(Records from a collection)
· · · ·
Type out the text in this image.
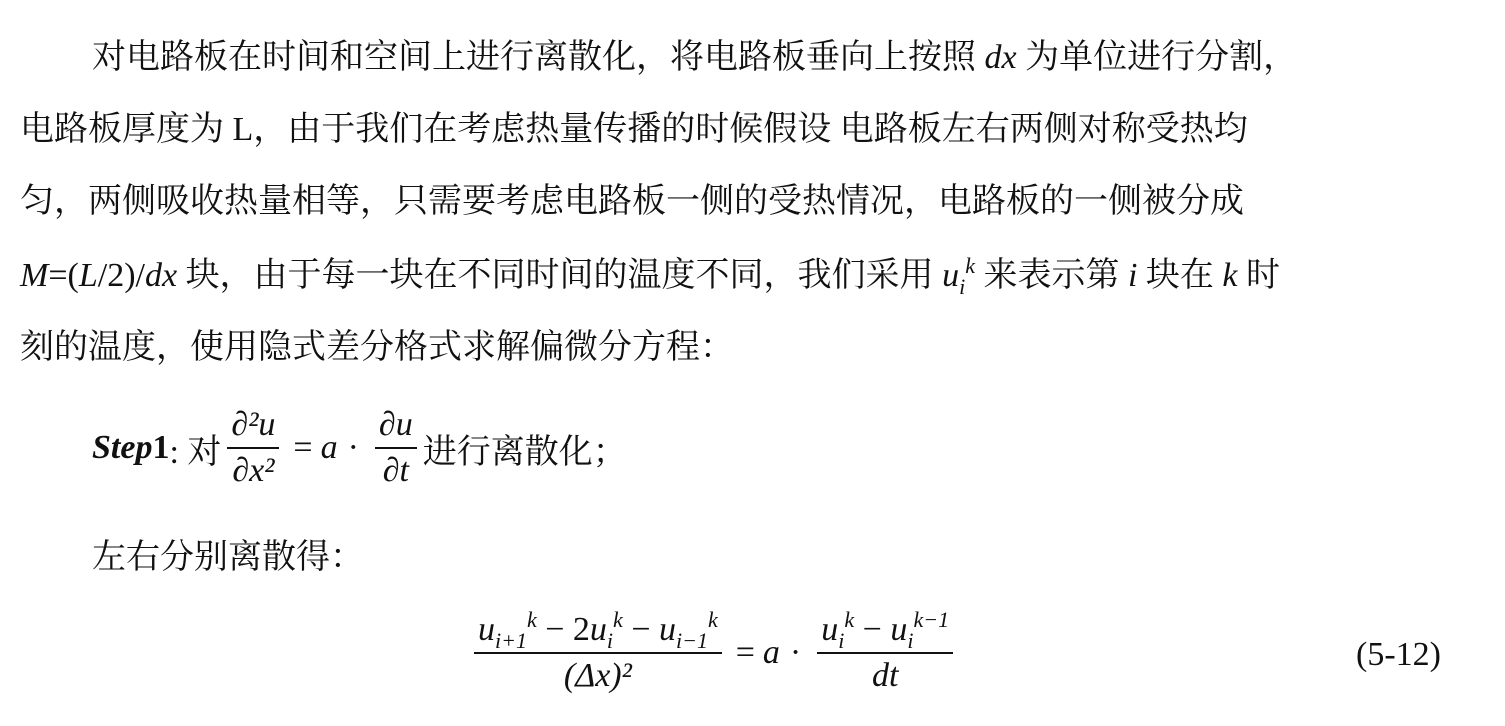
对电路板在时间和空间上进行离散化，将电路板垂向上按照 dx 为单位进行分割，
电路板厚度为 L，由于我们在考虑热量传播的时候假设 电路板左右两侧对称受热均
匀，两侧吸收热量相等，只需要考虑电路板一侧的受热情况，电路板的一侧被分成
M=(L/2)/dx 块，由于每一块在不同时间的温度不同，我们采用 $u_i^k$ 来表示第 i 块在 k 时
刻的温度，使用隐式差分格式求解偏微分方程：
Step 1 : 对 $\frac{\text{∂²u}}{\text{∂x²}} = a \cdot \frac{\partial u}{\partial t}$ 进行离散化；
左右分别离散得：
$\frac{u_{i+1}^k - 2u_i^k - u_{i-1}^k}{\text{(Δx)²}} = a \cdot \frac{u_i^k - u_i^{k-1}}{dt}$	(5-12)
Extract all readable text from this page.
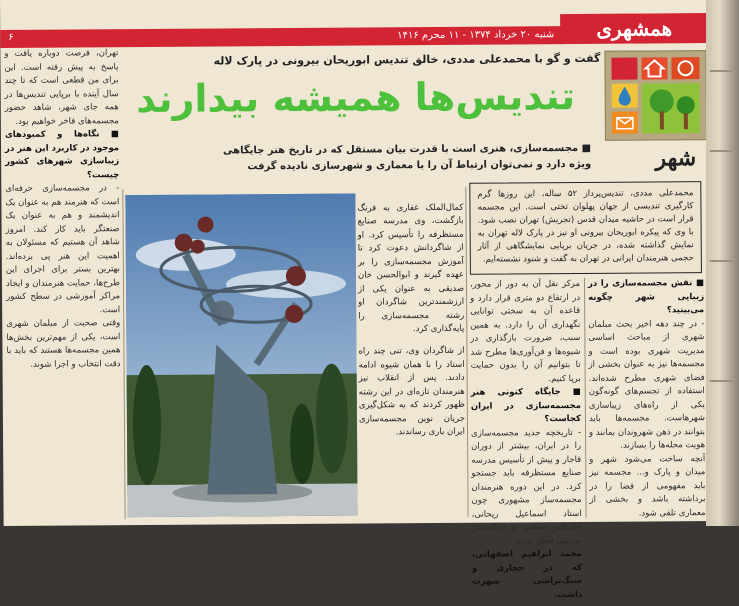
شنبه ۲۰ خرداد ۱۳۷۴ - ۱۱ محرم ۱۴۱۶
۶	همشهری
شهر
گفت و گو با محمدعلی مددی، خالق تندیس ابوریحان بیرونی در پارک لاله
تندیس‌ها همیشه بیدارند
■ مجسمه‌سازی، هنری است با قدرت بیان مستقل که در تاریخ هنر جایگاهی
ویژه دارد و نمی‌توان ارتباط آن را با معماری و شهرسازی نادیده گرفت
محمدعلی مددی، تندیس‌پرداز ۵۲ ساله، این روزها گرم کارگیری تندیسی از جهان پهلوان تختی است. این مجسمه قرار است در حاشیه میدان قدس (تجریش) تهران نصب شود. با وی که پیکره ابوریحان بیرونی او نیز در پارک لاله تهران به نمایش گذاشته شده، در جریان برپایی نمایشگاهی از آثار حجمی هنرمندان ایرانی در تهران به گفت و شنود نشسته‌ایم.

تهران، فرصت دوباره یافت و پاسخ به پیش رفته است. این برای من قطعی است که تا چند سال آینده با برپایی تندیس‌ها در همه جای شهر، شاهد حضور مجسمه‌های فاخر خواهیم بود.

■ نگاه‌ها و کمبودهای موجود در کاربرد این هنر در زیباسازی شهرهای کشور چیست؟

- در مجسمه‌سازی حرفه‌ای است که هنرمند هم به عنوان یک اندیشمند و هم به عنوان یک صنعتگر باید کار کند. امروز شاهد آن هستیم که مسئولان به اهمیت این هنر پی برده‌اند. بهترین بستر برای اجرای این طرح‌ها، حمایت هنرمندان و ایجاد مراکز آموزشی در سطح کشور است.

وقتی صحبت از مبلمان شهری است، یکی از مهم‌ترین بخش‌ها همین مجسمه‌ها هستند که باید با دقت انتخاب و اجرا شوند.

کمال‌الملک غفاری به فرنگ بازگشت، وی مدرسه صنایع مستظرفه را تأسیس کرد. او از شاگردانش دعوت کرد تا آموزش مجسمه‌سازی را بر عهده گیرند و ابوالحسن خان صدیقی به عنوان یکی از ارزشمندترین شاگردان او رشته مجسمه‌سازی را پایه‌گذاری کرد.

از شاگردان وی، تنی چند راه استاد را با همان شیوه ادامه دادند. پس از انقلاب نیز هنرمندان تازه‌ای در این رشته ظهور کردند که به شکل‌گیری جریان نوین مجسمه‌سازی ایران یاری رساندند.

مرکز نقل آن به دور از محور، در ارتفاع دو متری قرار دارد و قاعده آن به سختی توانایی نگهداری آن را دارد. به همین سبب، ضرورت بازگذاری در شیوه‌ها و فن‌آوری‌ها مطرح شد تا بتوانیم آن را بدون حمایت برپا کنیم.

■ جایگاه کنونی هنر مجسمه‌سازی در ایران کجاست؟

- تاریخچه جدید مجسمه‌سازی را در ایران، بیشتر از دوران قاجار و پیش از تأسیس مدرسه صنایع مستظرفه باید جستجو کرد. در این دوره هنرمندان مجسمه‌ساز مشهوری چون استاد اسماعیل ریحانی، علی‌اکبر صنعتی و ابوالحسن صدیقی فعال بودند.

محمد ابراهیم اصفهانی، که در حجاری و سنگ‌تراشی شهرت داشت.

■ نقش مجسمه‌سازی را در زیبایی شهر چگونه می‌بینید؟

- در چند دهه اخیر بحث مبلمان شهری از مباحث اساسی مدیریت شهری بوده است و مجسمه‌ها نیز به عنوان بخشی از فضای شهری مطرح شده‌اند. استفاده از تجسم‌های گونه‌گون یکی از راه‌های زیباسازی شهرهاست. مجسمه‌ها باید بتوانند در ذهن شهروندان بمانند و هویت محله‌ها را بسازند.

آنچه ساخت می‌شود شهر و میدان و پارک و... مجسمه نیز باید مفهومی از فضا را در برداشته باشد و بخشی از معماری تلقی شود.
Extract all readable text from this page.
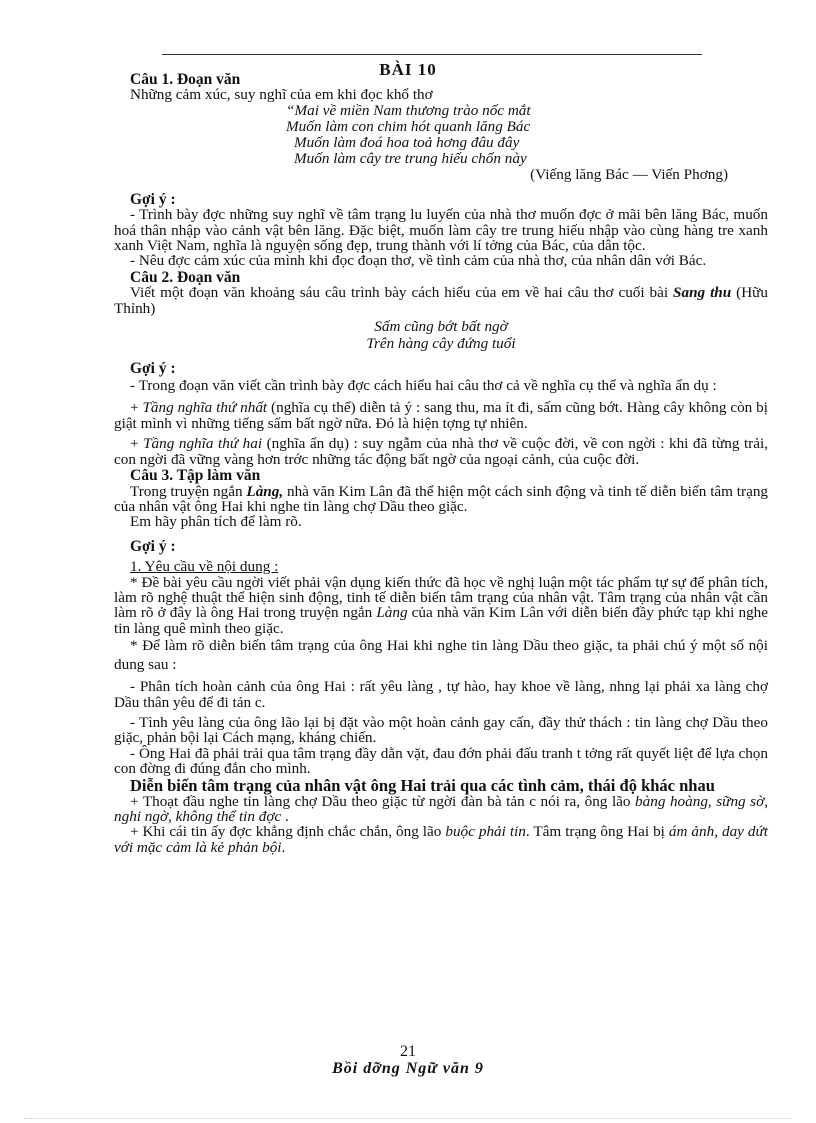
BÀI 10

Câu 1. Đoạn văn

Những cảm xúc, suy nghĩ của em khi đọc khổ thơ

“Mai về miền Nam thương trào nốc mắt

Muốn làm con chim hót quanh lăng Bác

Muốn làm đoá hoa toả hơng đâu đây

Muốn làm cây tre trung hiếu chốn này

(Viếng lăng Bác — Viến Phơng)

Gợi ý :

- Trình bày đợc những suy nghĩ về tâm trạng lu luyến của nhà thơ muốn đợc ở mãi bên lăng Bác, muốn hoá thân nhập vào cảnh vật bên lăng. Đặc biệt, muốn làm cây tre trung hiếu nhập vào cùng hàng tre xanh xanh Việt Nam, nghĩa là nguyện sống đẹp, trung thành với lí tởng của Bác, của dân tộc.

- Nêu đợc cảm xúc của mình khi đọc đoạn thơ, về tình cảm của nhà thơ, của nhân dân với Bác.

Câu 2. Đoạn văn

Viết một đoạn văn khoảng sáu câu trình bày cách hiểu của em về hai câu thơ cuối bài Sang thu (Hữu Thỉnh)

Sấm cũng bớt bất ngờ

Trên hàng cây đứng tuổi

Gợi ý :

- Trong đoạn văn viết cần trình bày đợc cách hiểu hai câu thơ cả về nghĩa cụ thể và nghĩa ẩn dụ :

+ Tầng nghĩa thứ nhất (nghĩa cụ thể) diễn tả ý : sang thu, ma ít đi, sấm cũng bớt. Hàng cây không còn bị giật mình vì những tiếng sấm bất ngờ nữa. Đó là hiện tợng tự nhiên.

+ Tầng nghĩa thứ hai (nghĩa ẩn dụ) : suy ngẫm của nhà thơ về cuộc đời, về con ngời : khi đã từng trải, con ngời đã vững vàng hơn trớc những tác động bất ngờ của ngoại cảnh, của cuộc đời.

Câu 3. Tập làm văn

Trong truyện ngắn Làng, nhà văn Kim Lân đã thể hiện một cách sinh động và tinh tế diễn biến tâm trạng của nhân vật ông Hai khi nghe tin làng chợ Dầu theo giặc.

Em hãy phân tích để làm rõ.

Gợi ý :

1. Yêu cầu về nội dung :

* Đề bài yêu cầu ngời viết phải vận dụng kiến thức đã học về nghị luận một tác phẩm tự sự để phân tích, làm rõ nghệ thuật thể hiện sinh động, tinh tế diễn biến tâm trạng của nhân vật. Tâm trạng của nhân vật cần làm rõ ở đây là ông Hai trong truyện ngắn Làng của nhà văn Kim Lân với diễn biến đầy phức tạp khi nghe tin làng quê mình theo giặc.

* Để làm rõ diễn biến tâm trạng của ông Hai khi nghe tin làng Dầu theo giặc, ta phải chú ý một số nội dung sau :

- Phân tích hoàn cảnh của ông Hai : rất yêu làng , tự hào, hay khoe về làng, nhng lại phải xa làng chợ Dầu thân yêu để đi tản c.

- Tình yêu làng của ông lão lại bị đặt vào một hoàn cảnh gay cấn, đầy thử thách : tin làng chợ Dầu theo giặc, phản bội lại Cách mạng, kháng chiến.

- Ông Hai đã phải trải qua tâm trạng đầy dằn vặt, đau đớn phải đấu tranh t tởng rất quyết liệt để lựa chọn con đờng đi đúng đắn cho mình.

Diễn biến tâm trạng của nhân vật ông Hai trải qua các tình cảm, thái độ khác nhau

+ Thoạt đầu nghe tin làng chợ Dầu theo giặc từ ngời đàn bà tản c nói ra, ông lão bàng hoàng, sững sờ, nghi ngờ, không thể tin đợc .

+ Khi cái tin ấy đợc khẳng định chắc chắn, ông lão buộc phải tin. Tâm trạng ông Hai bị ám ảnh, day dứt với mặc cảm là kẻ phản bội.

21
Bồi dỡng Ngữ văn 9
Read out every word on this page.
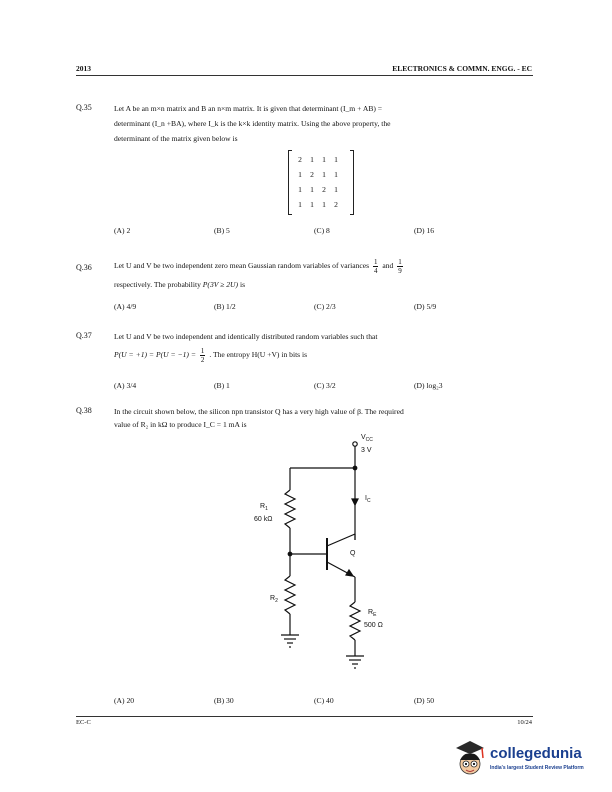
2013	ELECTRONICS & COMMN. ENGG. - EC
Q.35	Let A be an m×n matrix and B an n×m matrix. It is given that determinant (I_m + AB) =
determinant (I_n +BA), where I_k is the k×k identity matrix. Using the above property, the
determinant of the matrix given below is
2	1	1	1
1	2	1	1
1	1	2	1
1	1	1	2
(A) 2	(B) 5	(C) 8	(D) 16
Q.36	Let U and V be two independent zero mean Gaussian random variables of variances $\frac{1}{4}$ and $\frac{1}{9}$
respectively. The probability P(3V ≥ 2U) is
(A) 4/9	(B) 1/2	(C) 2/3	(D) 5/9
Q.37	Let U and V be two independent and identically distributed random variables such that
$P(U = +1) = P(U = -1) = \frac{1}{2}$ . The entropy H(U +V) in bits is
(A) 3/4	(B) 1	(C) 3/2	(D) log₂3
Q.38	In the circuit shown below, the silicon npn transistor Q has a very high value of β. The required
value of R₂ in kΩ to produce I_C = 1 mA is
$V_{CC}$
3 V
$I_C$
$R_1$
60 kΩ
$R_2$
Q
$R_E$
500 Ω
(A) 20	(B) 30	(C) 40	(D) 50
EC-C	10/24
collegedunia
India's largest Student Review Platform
· · · ·
Brief: Pull out all lines in the data above that include "phải".

Exercise solution:
* Đề bài yêu cầu ngời viết phải vận dụng kiến thức đã học về nghị luận một tác phẩm tự sự để phân tích, làm rõ nghệ thuật thể hiện sinh động, tinh tế diễn biến tâm trạng của nhân vật. Tâm trạng của nhân vật cần làm rõ ở đây là ông Hai trong truyện ngắn Làng của nhà văn Kim Lân với diễn biến đầy phức tạp khi nghe tin làng quê mình theo giặc.
* Để làm rõ diễn biến tâm trạng của ông Hai khi nghe tin làng Dầu theo giặc, ta phải chú ý một số nội dung sau :
- Phân tích hoàn cảnh của ông Hai : rất yêu làng , tự hào, hay khoe về làng, nhng lại phải xa làng chợ Dầu thân yêu để đi tản c.
- Ông Hai đã phải trải qua tâm trạng đầy dằn vặt, đau đớn phải đấu tranh t tởng rất quyết liệt để lựa chọn con đờng đi đúng đắn cho mình.
+ Khi cái tin ấy đợc khẳng định chắc chắn, ông lão buộc phải tin. Tâm trạng ông Hai bị ám ảnh, day dứt với mặc cảm là kẻ phản bội.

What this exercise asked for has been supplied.